§ **What you should do**
Pictures appear in the records below; write out everything else exactly.

----

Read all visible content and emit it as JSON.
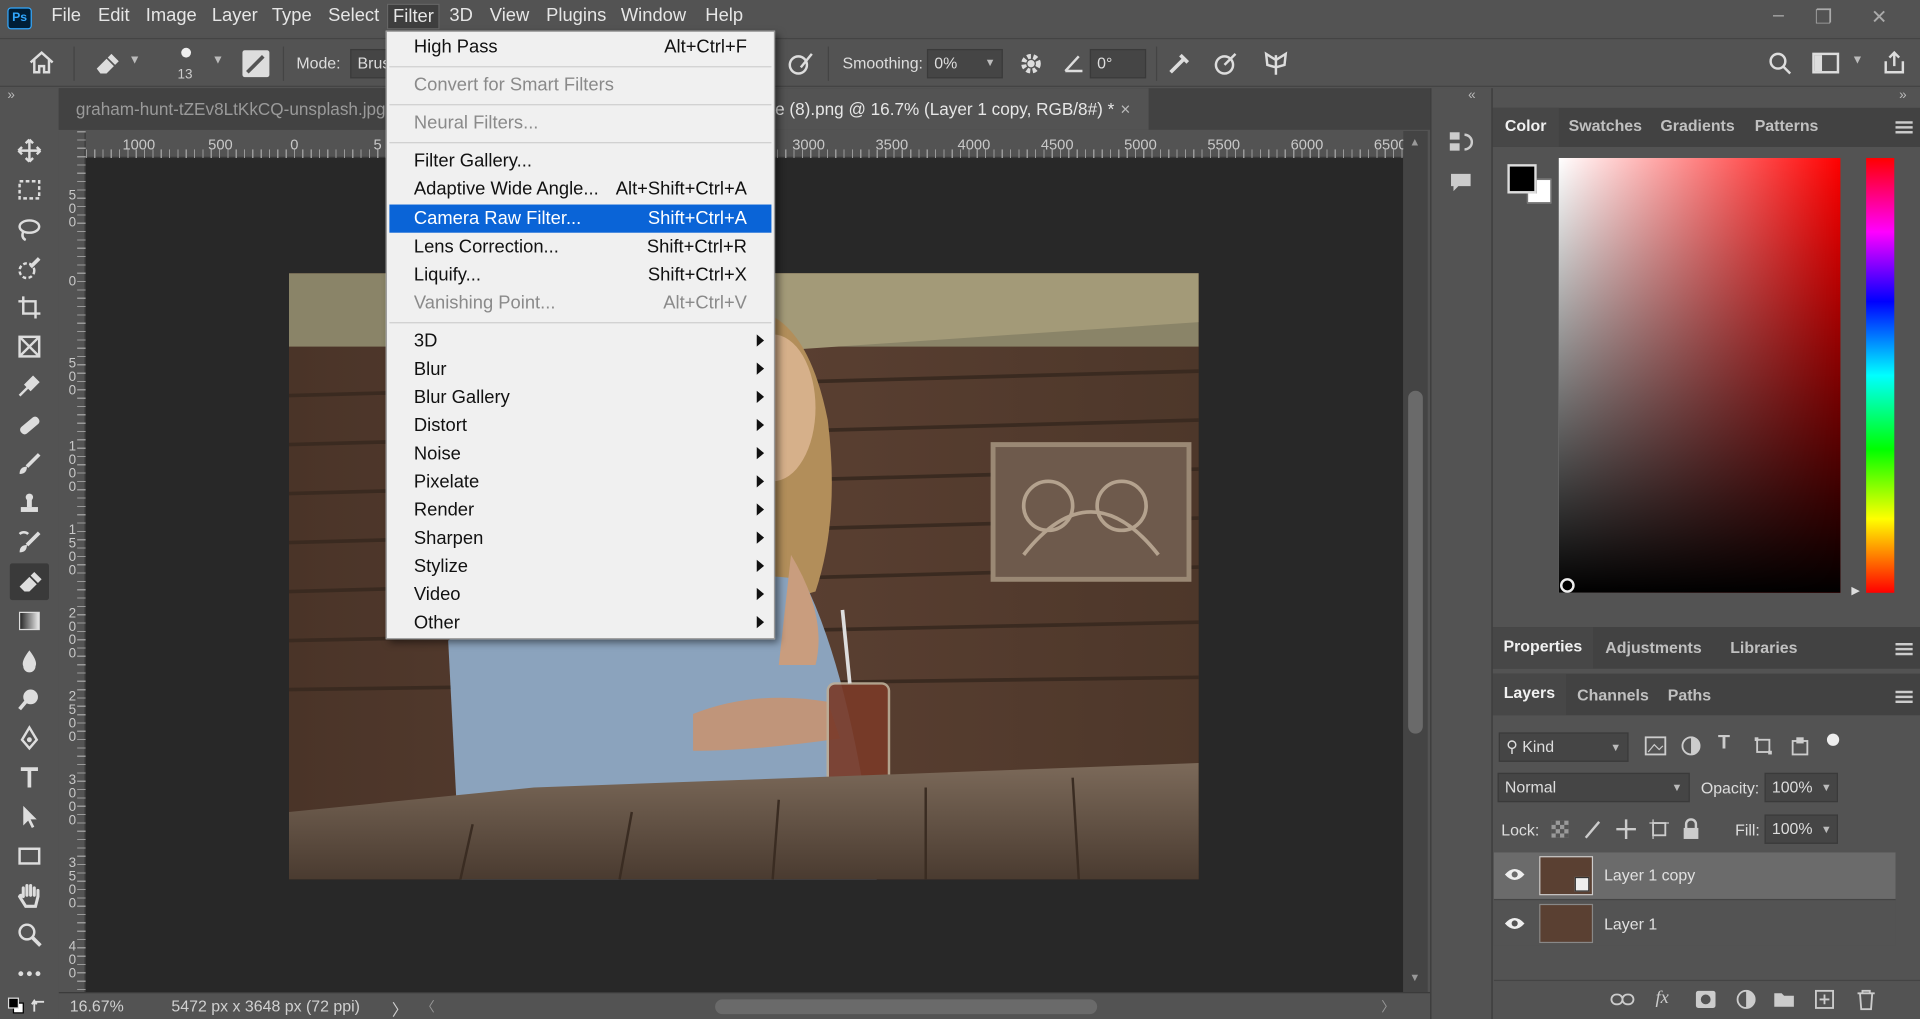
{
  "app": {
    "logo": "Ps"
  },
  "menubar": {
    "items": [
      "File",
      "Edit",
      "Image",
      "Layer",
      "Type",
      "Select",
      "Filter",
      "3D",
      "View",
      "Plugins",
      "Window",
      "Help"
    ]
  },
  "window_controls": {
    "minimize": "–",
    "restore": "❐",
    "close": "✕"
  },
  "options": {
    "brush_size": "13",
    "mode_label": "Mode:",
    "mode_value": "Brus",
    "smoothing_label": "Smoothing:",
    "smoothing_value": "0%",
    "angle_value": "0°"
  },
  "tabs": [
    {
      "label": "graham-hunt-tZEv8LtKkCQ-unsplash.jpg"
    },
    {
      "label": "e (8).png @ 16.7% (Layer 1 copy, RGB/8#) *",
      "close": "×"
    }
  ],
  "ruler_top": [
    "1000",
    "500",
    "0",
    "5",
    "3000",
    "3500",
    "4000",
    "4500",
    "5000",
    "5500",
    "6000",
    "6500"
  ],
  "ruler_left": [
    "5\n0\n0",
    "0",
    "5\n0\n0",
    "1\n0\n0\n0",
    "1\n5\n0\n0",
    "2\n0\n0\n0",
    "2\n5\n0\n0",
    "3\n0\n0\n0",
    "3\n5\n0\n0",
    "4\n0\n0"
  ],
  "status": {
    "zoom": "16.67%",
    "dimensions": "5472 px x 3648 px (72 ppi)",
    "arrow": "〉"
  },
  "filter_menu": {
    "items": [
      {
        "label": "High Pass",
        "shortcut": "Alt+Ctrl+F",
        "state": "normal"
      },
      {
        "sep": true
      },
      {
        "label": "Convert for Smart Filters",
        "shortcut": "",
        "state": "disabled"
      },
      {
        "sep": true
      },
      {
        "label": "Neural Filters...",
        "shortcut": "",
        "state": "disabled"
      },
      {
        "sep": true
      },
      {
        "label": "Filter Gallery...",
        "shortcut": "",
        "state": "normal"
      },
      {
        "label": "Adaptive Wide Angle...",
        "shortcut": "Alt+Shift+Ctrl+A",
        "state": "normal"
      },
      {
        "label": "Camera Raw Filter...",
        "shortcut": "Shift+Ctrl+A",
        "state": "highlighted"
      },
      {
        "label": "Lens Correction...",
        "shortcut": "Shift+Ctrl+R",
        "state": "normal"
      },
      {
        "label": "Liquify...",
        "shortcut": "Shift+Ctrl+X",
        "state": "normal"
      },
      {
        "label": "Vanishing Point...",
        "shortcut": "Alt+Ctrl+V",
        "state": "disabled"
      },
      {
        "sep": true
      },
      {
        "label": "3D",
        "submenu": true
      },
      {
        "label": "Blur",
        "submenu": true
      },
      {
        "label": "Blur Gallery",
        "submenu": true
      },
      {
        "label": "Distort",
        "submenu": true
      },
      {
        "label": "Noise",
        "submenu": true
      },
      {
        "label": "Pixelate",
        "submenu": true
      },
      {
        "label": "Render",
        "submenu": true
      },
      {
        "label": "Sharpen",
        "submenu": true
      },
      {
        "label": "Stylize",
        "submenu": true
      },
      {
        "label": "Video",
        "submenu": true
      },
      {
        "label": "Other",
        "submenu": true
      }
    ]
  },
  "color_panel": {
    "tabs": [
      "Color",
      "Swatches",
      "Gradients",
      "Patterns"
    ],
    "active": "Color",
    "foreground": "#000000",
    "background": "#ffffff",
    "hue": "#ff0000"
  },
  "properties_panel": {
    "tabs": [
      "Properties",
      "Adjustments",
      "Libraries"
    ],
    "active": "Properties"
  },
  "layers_panel": {
    "tabs": [
      "Layers",
      "Channels",
      "Paths"
    ],
    "active": "Layers",
    "kind_filter": "Kind",
    "blend_mode": "Normal",
    "opacity_label": "Opacity:",
    "opacity": "100%",
    "lock_label": "Lock:",
    "fill_label": "Fill:",
    "fill": "100%",
    "layers": [
      {
        "name": "Layer 1 copy",
        "selected": true
      },
      {
        "name": "Layer 1",
        "selected": false
      }
    ],
    "footer_fx": "fx"
  }
}
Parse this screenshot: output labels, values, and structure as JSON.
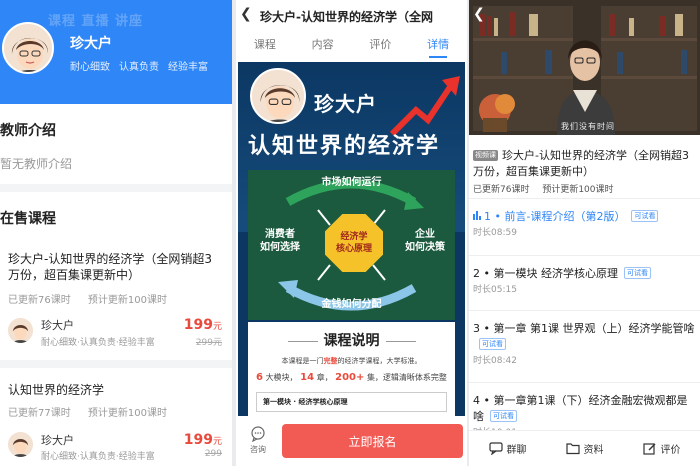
{
  "panel1": {
    "header_ghost": "课程  直播  讲座",
    "teacher_name": "珍大户",
    "tags": [
      "耐心细致",
      "认真负责",
      "经验丰富"
    ],
    "intro_title": "教师介绍",
    "intro_empty": "暂无教师介绍",
    "courses_title": "在售课程",
    "courses": [
      {
        "title": "珍大户-认知世界的经济学（全网销超3万份，超百集课更新中）",
        "updated": "已更新76课时",
        "planned": "预计更新100课时",
        "teacher": "珍大户",
        "teacher_desc": "耐心细致·认真负责·经验丰富",
        "price": "199",
        "price_unit": "元",
        "orig_price": "299元"
      },
      {
        "title": "认知世界的经济学",
        "updated": "已更新77课时",
        "planned": "预计更新100课时",
        "teacher": "珍大户",
        "teacher_desc": "耐心细致·认真负责·经验丰富",
        "price": "199",
        "price_unit": "元",
        "orig_price": "299"
      }
    ]
  },
  "panel2": {
    "title": "珍大户-认知世界的经济学（全网",
    "tabs": [
      "课程",
      "内容",
      "评价",
      "详情"
    ],
    "active_tab": "详情",
    "poster": {
      "name": "珍大户",
      "headline": "认知世界的经济学",
      "diagram": {
        "top": "市场如何运行",
        "left": "消费者\n如何选择",
        "right": "企业\n如何决策",
        "bottom": "金钱如何分配",
        "center": "经济学\n核心原理"
      },
      "outline_title": "课程说明",
      "outline_line1_a": "本课程是一门",
      "outline_line1_b": "完整",
      "outline_line1_c": "的经济学课程，大学标准。",
      "outline_line2": [
        "6",
        "大模块，",
        "14",
        "章，",
        "200+",
        "集，逻辑清晰体系完整"
      ],
      "module_row": "第一模块 · 经济学核心原理"
    },
    "consult_label": "咨询",
    "enroll_label": "立即报名"
  },
  "panel3": {
    "video_subtitle": "我们没有时间",
    "tag_video": "视频课",
    "title": "珍大户-认知世界的经济学（全网销超3万份，超百集课更新中）",
    "updated": "已更新76课时",
    "planned": "预计更新100课时",
    "try_label": "可试看",
    "lessons": [
      {
        "title": "1 • 前言-课程介绍（第2版）",
        "duration": "时长08:59",
        "try": true,
        "active": true
      },
      {
        "title": "2 • 第一模块  经济学核心原理",
        "duration": "时长05:15",
        "try": true,
        "active": false
      },
      {
        "title": "3 • 第一章 第1课 世界观（上）经济学能管啥",
        "duration": "时长08:42",
        "try": true,
        "active": false
      },
      {
        "title": "4 • 第一章第1课（下）经济金融宏微观都是啥",
        "duration": "时长10:01",
        "try": true,
        "active": false
      }
    ],
    "bottom": [
      "群聊",
      "资料",
      "评价"
    ],
    "accent": "#2f86f6"
  }
}
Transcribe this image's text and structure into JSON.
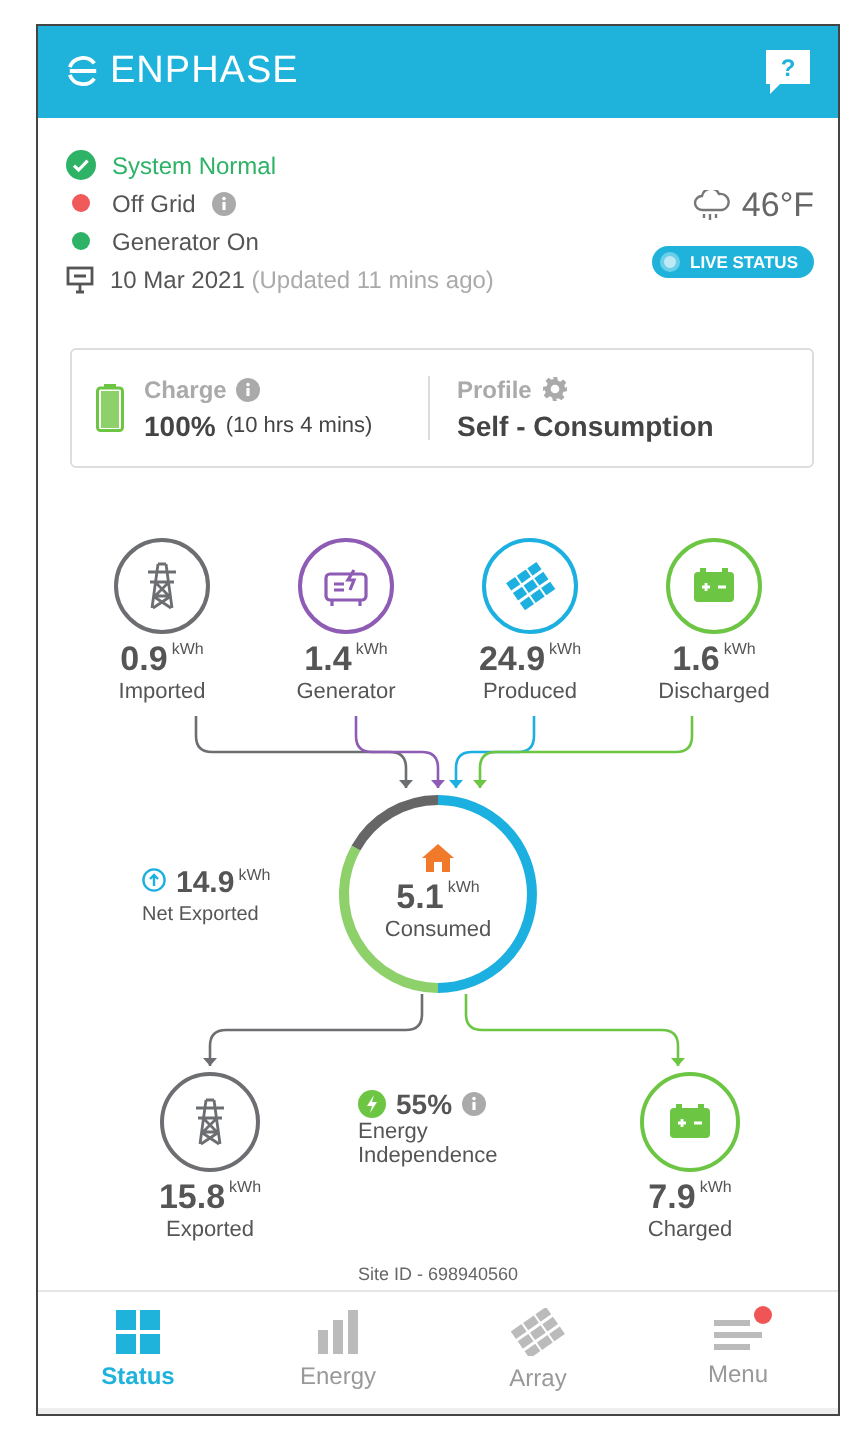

----

§ **Full output**
Read all visible content and emit it as JSON.
{
  "app": {
    "logo": "Ps"
  },
  "menubar": {
    "items": [
      "File",
      "Edit",
      "Image",
      "Layer",
      "Type",
      "Select",
      "Filter",
      "3D",
      "View",
      "Plugins",
      "Window",
      "Help"
    ]
  },
  "window_controls": {
    "minimize": "–",
    "restore": "❐",
    "close": "✕"
  },
  "options": {
    "brush_size": "13",
    "mode_label": "Mode:",
    "mode_value": "Brus",
    "smoothing_label": "Smoothing:",
    "smoothing_value": "0%",
    "angle_value": "0°"
  },
  "tabs": [
    {
      "label": "graham-hunt-tZEv8LtKkCQ-unsplash.jpg"
    },
    {
      "label": "e (8).png @ 16.7% (Layer 1 copy, RGB/8#) *",
      "close": "×"
    }
  ],
  "ruler_top": [
    "1000",
    "500",
    "0",
    "5",
    "3000",
    "3500",
    "4000",
    "4500",
    "5000",
    "5500",
    "6000",
    "6500"
  ],
  "ruler_left": [
    "5\n0\n0",
    "0",
    "5\n0\n0",
    "1\n0\n0\n0",
    "1\n5\n0\n0",
    "2\n0\n0\n0",
    "2\n5\n0\n0",
    "3\n0\n0\n0",
    "3\n5\n0\n0",
    "4\n0\n0"
  ],
  "status": {
    "zoom": "16.67%",
    "dimensions": "5472 px x 3648 px (72 ppi)",
    "arrow": "〉"
  },
  "filter_menu": {
    "items": [
      {
        "label": "High Pass",
        "shortcut": "Alt+Ctrl+F",
        "state": "normal"
      },
      {
        "sep": true
      },
      {
        "label": "Convert for Smart Filters",
        "shortcut": "",
        "state": "disabled"
      },
      {
        "sep": true
      },
      {
        "label": "Neural Filters...",
        "shortcut": "",
        "state": "disabled"
      },
      {
        "sep": true
      },
      {
        "label": "Filter Gallery...",
        "shortcut": "",
        "state": "normal"
      },
      {
        "label": "Adaptive Wide Angle...",
        "shortcut": "Alt+Shift+Ctrl+A",
        "state": "normal"
      },
      {
        "label": "Camera Raw Filter...",
        "shortcut": "Shift+Ctrl+A",
        "state": "highlighted"
      },
      {
        "label": "Lens Correction...",
        "shortcut": "Shift+Ctrl+R",
        "state": "normal"
      },
      {
        "label": "Liquify...",
        "shortcut": "Shift+Ctrl+X",
        "state": "normal"
      },
      {
        "label": "Vanishing Point...",
        "shortcut": "Alt+Ctrl+V",
        "state": "disabled"
      },
      {
        "sep": true
      },
      {
        "label": "3D",
        "submenu": true
      },
      {
        "label": "Blur",
        "submenu": true
      },
      {
        "label": "Blur Gallery",
        "submenu": true
      },
      {
        "label": "Distort",
        "submenu": true
      },
      {
        "label": "Noise",
        "submenu": true
      },
      {
        "label": "Pixelate",
        "submenu": true
      },
      {
        "label": "Render",
        "submenu": true
      },
      {
        "label": "Sharpen",
        "submenu": true
      },
      {
        "label": "Stylize",
        "submenu": true
      },
      {
        "label": "Video",
        "submenu": true
      },
      {
        "label": "Other",
        "submenu": true
      }
    ]
  },
  "color_panel": {
    "tabs": [
      "Color",
      "Swatches",
      "Gradients",
      "Patterns"
    ],
    "active": "Color",
    "foreground": "#000000",
    "background": "#ffffff",
    "hue": "#ff0000"
  },
  "properties_panel": {
    "tabs": [
      "Properties",
      "Adjustments",
      "Libraries"
    ],
    "active": "Properties"
  },
  "layers_panel": {
    "tabs": [
      "Layers",
      "Channels",
      "Paths"
    ],
    "active": "Layers",
    "kind_filter": "Kind",
    "blend_mode": "Normal",
    "opacity_label": "Opacity:",
    "opacity": "100%",
    "lock_label": "Lock:",
    "fill_label": "Fill:",
    "fill": "100%",
    "layers": [
      {
        "name": "Layer 1 copy",
        "selected": true
      },
      {
        "name": "Layer 1",
        "selected": false
      }
    ],
    "footer_fx": "fx"
  }
}
Parse this screenshot: output labels, values, and structure as JSON.
{
  "panel1": {
    "header_ghost": "课程  直播  讲座",
    "teacher_name": "珍大户",
    "tags": [
      "耐心细致",
      "认真负责",
      "经验丰富"
    ],
    "intro_title": "教师介绍",
    "intro_empty": "暂无教师介绍",
    "courses_title": "在售课程",
    "courses": [
      {
        "title": "珍大户-认知世界的经济学（全网销超3万份，超百集课更新中）",
        "updated": "已更新76课时",
        "planned": "预计更新100课时",
        "teacher": "珍大户",
        "teacher_desc": "耐心细致·认真负责·经验丰富",
        "price": "199",
        "price_unit": "元",
        "orig_price": "299元"
      },
      {
        "title": "认知世界的经济学",
        "updated": "已更新77课时",
        "planned": "预计更新100课时",
        "teacher": "珍大户",
        "teacher_desc": "耐心细致·认真负责·经验丰富",
        "price": "199",
        "price_unit": "元",
        "orig_price": "299"
      }
    ]
  },
  "panel2": {
    "title": "珍大户-认知世界的经济学（全网",
    "tabs": [
      "课程",
      "内容",
      "评价",
      "详情"
    ],
    "active_tab": "详情",
    "poster": {
      "name": "珍大户",
      "headline": "认知世界的经济学",
      "diagram": {
        "top": "市场如何运行",
        "left": "消费者\n如何选择",
        "right": "企业\n如何决策",
        "bottom": "金钱如何分配",
        "center": "经济学\n核心原理"
      },
      "outline_title": "课程说明",
      "outline_line1_a": "本课程是一门",
      "outline_line1_b": "完整",
      "outline_line1_c": "的经济学课程，大学标准。",
      "outline_line2": [
        "6",
        "大模块，",
        "14",
        "章，",
        "200+",
        "集，逻辑清晰体系完整"
      ],
      "module_row": "第一模块 · 经济学核心原理"
    },
    "consult_label": "咨询",
    "enroll_label": "立即报名"
  },
  "panel3": {
    "video_subtitle": "我们没有时间",
    "tag_video": "视频课",
    "title": "珍大户-认知世界的经济学（全网销超3万份，超百集课更新中）",
    "updated": "已更新76课时",
    "planned": "预计更新100课时",
    "try_label": "可试看",
    "lessons": [
      {
        "title": "1 • 前言-课程介绍（第2版）",
        "duration": "时长08:59",
        "try": true,
        "active": true
      },
      {
        "title": "2 • 第一模块  经济学核心原理",
        "duration": "时长05:15",
        "try": true,
        "active": false
      },
      {
        "title": "3 • 第一章 第1课 世界观（上）经济学能管啥",
        "duration": "时长08:42",
        "try": true,
        "active": false
      },
      {
        "title": "4 • 第一章第1课（下）经济金融宏微观都是啥",
        "duration": "时长10:01",
        "try": true,
        "active": false
      }
    ],
    "bottom": [
      "群聊",
      "资料",
      "评价"
    ],
    "accent": "#2f86f6"
  }
}
Transcribe this image's text and structure into JSON.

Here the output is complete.